* begin Dataset extract *

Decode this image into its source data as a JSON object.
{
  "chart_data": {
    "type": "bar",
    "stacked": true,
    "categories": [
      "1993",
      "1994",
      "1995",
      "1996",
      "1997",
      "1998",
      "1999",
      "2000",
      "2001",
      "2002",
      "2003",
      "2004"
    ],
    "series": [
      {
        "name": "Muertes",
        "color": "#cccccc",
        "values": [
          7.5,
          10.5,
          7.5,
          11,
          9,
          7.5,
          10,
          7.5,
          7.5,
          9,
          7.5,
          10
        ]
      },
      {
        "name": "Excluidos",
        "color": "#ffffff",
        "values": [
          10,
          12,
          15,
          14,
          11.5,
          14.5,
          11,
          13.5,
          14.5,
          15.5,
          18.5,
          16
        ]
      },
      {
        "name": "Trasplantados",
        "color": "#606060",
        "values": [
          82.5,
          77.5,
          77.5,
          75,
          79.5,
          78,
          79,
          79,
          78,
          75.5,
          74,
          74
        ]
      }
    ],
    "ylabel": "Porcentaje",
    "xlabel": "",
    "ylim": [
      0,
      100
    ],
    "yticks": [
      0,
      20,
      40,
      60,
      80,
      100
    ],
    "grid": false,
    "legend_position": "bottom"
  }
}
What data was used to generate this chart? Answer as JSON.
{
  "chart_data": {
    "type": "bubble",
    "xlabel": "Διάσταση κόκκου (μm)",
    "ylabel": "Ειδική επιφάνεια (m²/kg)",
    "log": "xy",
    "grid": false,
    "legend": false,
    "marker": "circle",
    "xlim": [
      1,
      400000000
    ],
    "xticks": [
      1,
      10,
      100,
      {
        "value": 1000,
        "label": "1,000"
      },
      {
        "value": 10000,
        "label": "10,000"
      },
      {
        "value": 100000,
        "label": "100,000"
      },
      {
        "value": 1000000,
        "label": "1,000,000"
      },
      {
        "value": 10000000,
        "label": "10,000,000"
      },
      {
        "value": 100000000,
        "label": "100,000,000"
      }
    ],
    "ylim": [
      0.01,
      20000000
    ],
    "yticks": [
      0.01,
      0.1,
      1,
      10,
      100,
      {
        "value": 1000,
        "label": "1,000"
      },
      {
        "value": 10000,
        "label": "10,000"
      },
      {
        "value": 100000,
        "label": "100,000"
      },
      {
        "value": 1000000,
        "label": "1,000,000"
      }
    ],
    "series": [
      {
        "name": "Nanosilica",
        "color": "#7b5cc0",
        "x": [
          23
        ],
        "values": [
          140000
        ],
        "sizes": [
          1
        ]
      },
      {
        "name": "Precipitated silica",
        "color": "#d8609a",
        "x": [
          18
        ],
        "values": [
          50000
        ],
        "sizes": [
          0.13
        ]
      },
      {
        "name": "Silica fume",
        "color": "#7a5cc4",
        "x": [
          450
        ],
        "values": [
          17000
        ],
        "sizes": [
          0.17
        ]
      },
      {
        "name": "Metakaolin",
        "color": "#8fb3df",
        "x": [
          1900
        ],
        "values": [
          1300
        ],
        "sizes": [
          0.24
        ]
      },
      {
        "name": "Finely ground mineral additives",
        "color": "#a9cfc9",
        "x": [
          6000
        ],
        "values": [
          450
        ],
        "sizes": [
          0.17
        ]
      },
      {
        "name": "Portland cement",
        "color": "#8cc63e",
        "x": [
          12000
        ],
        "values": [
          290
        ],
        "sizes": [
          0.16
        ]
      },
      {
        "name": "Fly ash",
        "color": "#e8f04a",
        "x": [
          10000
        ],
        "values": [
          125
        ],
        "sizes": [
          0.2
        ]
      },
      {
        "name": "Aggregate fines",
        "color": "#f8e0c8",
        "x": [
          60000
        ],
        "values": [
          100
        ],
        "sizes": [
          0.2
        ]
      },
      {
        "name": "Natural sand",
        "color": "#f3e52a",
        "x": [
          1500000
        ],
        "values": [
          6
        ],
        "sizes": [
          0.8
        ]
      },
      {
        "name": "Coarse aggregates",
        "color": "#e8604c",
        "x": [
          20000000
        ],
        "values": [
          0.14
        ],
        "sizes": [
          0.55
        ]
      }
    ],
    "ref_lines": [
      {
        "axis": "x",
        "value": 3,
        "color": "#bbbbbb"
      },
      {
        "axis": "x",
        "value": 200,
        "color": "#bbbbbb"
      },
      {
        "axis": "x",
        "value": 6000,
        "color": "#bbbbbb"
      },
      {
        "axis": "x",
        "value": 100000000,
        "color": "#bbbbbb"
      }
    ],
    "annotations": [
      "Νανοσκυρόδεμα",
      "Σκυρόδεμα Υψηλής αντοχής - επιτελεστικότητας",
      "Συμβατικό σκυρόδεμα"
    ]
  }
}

* end Dataset extract *

#### [Task brief]
Transcribe the whole listing exactly.

#### [Solution for this exercise]
Decode this image into its source data as a JSON object.
{
  "chart_data": {
    "type": "bar",
    "stacked": true,
    "categories": [
      "1993",
      "1994",
      "1995",
      "1996",
      "1997",
      "1998",
      "1999",
      "2000",
      "2001",
      "2002",
      "2003",
      "2004"
    ],
    "series": [
      {
        "name": "Muertes",
        "color": "#cccccc",
        "values": [
          7.5,
          10.5,
          7.5,
          11,
          9,
          7.5,
          10,
          7.5,
          7.5,
          9,
          7.5,
          10
        ]
      },
      {
        "name": "Excluidos",
        "color": "#ffffff",
        "values": [
          10,
          12,
          15,
          14,
          11.5,
          14.5,
          11,
          13.5,
          14.5,
          15.5,
          18.5,
          16
        ]
      },
      {
        "name": "Trasplantados",
        "color": "#606060",
        "values": [
          82.5,
          77.5,
          77.5,
          75,
          79.5,
          78,
          79,
          79,
          78,
          75.5,
          74,
          74
        ]
      }
    ],
    "ylabel": "Porcentaje",
    "xlabel": "",
    "ylim": [
      0,
      100
    ],
    "yticks": [
      0,
      20,
      40,
      60,
      80,
      100
    ],
    "grid": false,
    "legend_position": "bottom"
  }
}
What data was used to generate this chart? Answer as JSON.
{
  "chart_data": {
    "type": "bubble",
    "xlabel": "Διάσταση κόκκου (μm)",
    "ylabel": "Ειδική επιφάνεια (m²/kg)",
    "log": "xy",
    "grid": false,
    "legend": false,
    "marker": "circle",
    "xlim": [
      1,
      400000000
    ],
    "xticks": [
      1,
      10,
      100,
      {
        "value": 1000,
        "label": "1,000"
      },
      {
        "value": 10000,
        "label": "10,000"
      },
      {
        "value": 100000,
        "label": "100,000"
      },
      {
        "value": 1000000,
        "label": "1,000,000"
      },
      {
        "value": 10000000,
        "label": "10,000,000"
      },
      {
        "value": 100000000,
        "label": "100,000,000"
      }
    ],
    "ylim": [
      0.01,
      20000000
    ],
    "yticks": [
      0.01,
      0.1,
      1,
      10,
      100,
      {
        "value": 1000,
        "label": "1,000"
      },
      {
        "value": 10000,
        "label": "10,000"
      },
      {
        "value": 100000,
        "label": "100,000"
      },
      {
        "value": 1000000,
        "label": "1,000,000"
      }
    ],
    "series": [
      {
        "name": "Nanosilica",
        "color": "#7b5cc0",
        "x": [
          23
        ],
        "values": [
          140000
        ],
        "sizes": [
          1
        ]
      },
      {
        "name": "Precipitated silica",
        "color": "#d8609a",
        "x": [
          18
        ],
        "values": [
          50000
        ],
        "sizes": [
          0.13
        ]
      },
      {
        "name": "Silica fume",
        "color": "#7a5cc4",
        "x": [
          450
        ],
        "values": [
          17000
        ],
        "sizes": [
          0.17
        ]
      },
      {
        "name": "Metakaolin",
        "color": "#8fb3df",
        "x": [
          1900
        ],
        "values": [
          1300
        ],
        "sizes": [
          0.24
        ]
      },
      {
        "name": "Finely ground mineral additives",
        "color": "#a9cfc9",
        "x": [
          6000
        ],
        "values": [
          450
        ],
        "sizes": [
          0.17
        ]
      },
      {
        "name": "Portland cement",
        "color": "#8cc63e",
        "x": [
          12000
        ],
        "values": [
          290
        ],
        "sizes": [
          0.16
        ]
      },
      {
        "name": "Fly ash",
        "color": "#e8f04a",
        "x": [
          10000
        ],
        "values": [
          125
        ],
        "sizes": [
          0.2
        ]
      },
      {
        "name": "Aggregate fines",
        "color": "#f8e0c8",
        "x": [
          60000
        ],
        "values": [
          100
        ],
        "sizes": [
          0.2
        ]
      },
      {
        "name": "Natural sand",
        "color": "#f3e52a",
        "x": [
          1500000
        ],
        "values": [
          6
        ],
        "sizes": [
          0.8
        ]
      },
      {
        "name": "Coarse aggregates",
        "color": "#e8604c",
        "x": [
          20000000
        ],
        "values": [
          0.14
        ],
        "sizes": [
          0.55
        ]
      }
    ],
    "ref_lines": [
      {
        "axis": "x",
        "value": 3,
        "color": "#bbbbbb"
      },
      {
        "axis": "x",
        "value": 200,
        "color": "#bbbbbb"
      },
      {
        "axis": "x",
        "value": 6000,
        "color": "#bbbbbb"
      },
      {
        "axis": "x",
        "value": 100000000,
        "color": "#bbbbbb"
      }
    ],
    "annotations": [
      "Νανοσκυρόδεμα",
      "Σκυρόδεμα Υψηλής αντοχής - επιτελεστικότητας",
      "Συμβατικό σκυρόδεμα"
    ]
  }
}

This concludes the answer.